> **Data records**:
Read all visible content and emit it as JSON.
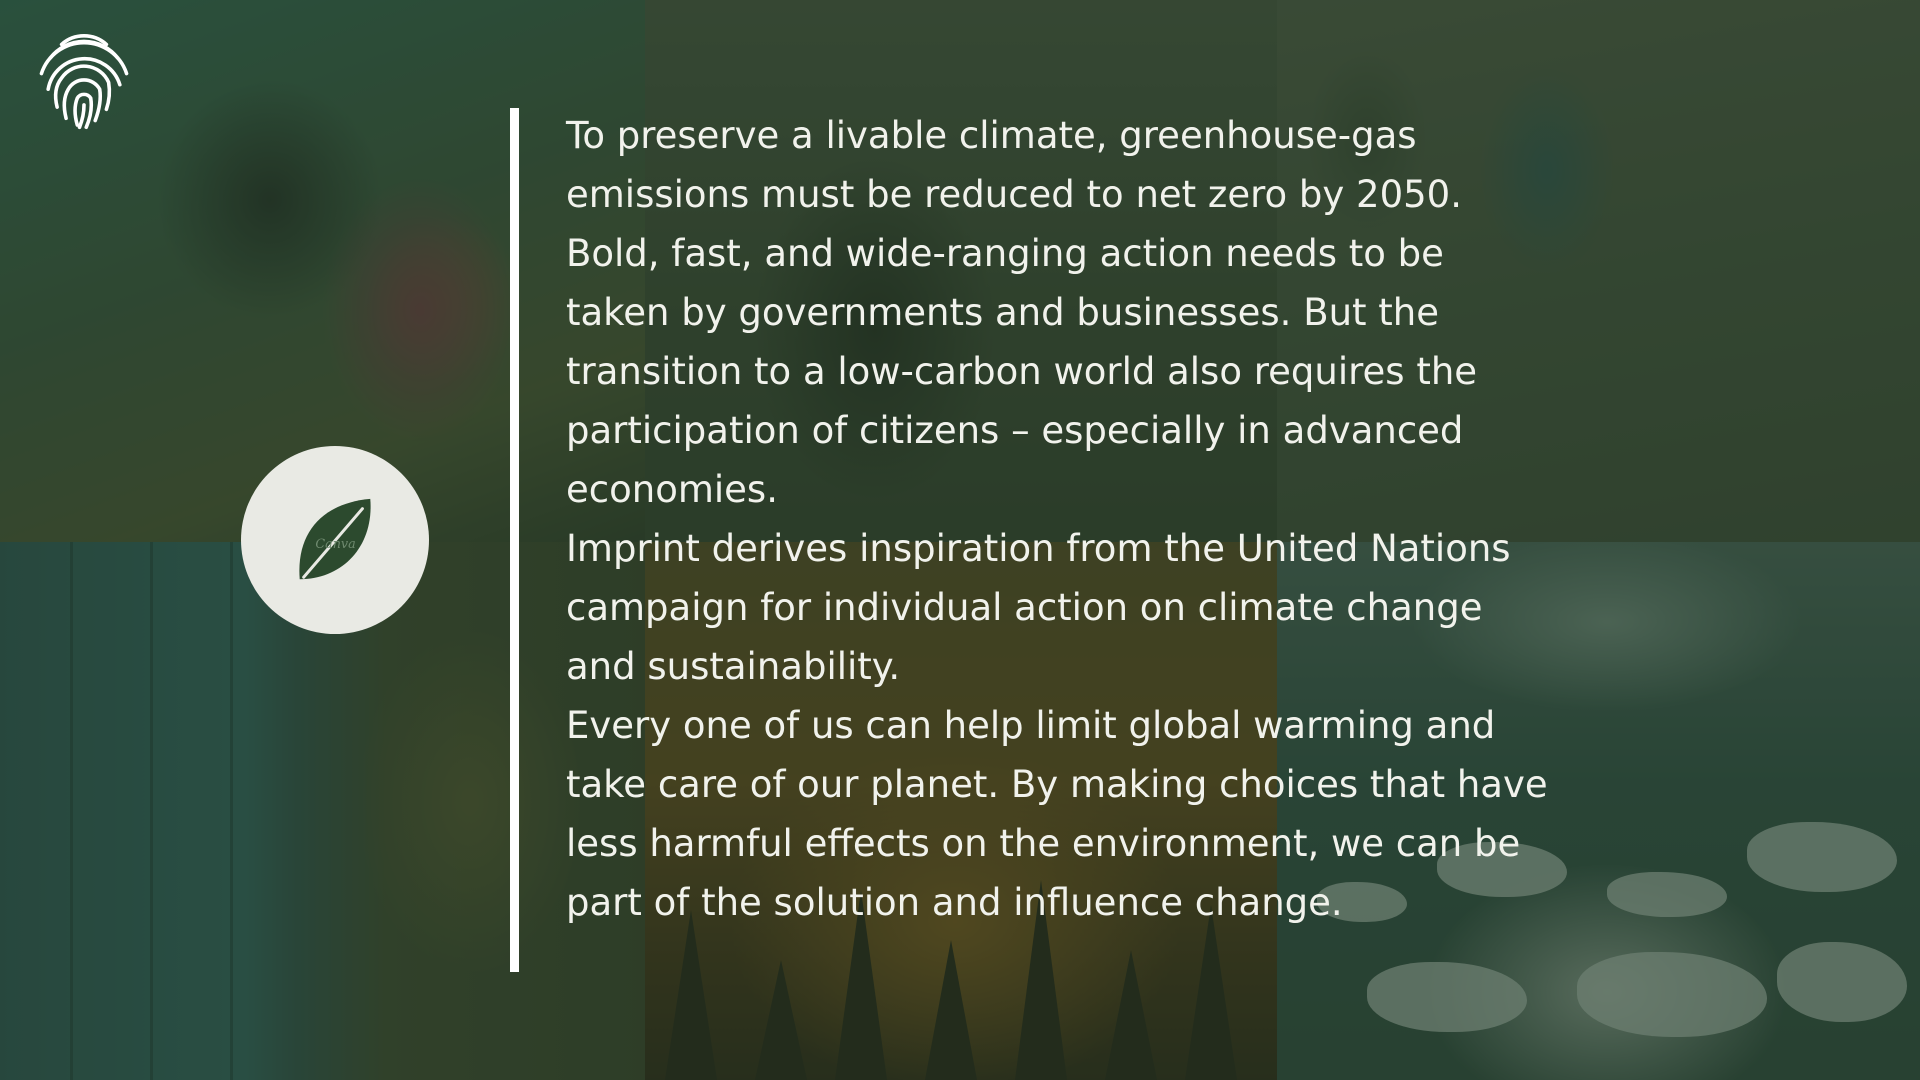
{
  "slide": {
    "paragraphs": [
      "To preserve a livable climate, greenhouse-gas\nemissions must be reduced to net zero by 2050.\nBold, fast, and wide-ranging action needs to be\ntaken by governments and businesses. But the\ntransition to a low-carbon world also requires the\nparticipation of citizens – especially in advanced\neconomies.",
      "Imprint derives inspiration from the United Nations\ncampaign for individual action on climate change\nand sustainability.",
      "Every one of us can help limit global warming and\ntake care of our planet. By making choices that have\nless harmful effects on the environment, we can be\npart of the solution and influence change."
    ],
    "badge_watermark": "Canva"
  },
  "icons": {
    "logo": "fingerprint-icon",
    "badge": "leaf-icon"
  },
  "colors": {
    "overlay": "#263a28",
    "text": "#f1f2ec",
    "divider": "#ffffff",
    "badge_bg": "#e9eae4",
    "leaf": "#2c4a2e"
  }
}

--

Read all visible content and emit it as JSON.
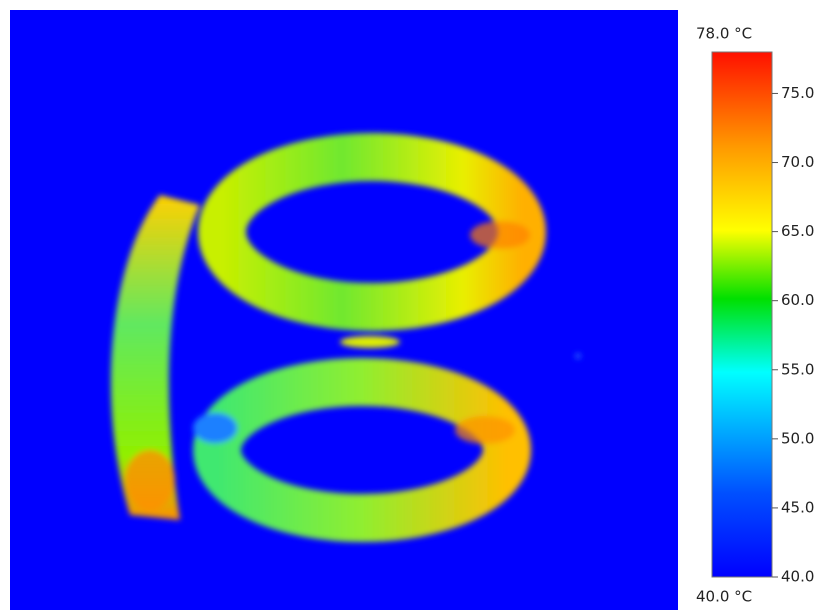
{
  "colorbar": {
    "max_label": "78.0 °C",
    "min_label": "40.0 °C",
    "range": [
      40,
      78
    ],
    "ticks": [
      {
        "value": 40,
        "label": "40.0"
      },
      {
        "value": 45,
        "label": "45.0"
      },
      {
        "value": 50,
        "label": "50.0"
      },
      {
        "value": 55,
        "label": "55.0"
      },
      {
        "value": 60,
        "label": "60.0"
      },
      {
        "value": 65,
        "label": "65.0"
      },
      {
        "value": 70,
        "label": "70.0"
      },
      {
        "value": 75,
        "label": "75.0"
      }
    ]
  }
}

> **Task**: Working from the material above, state how many lines contain "climate"; give only the number.

> **Answer for the task**: 2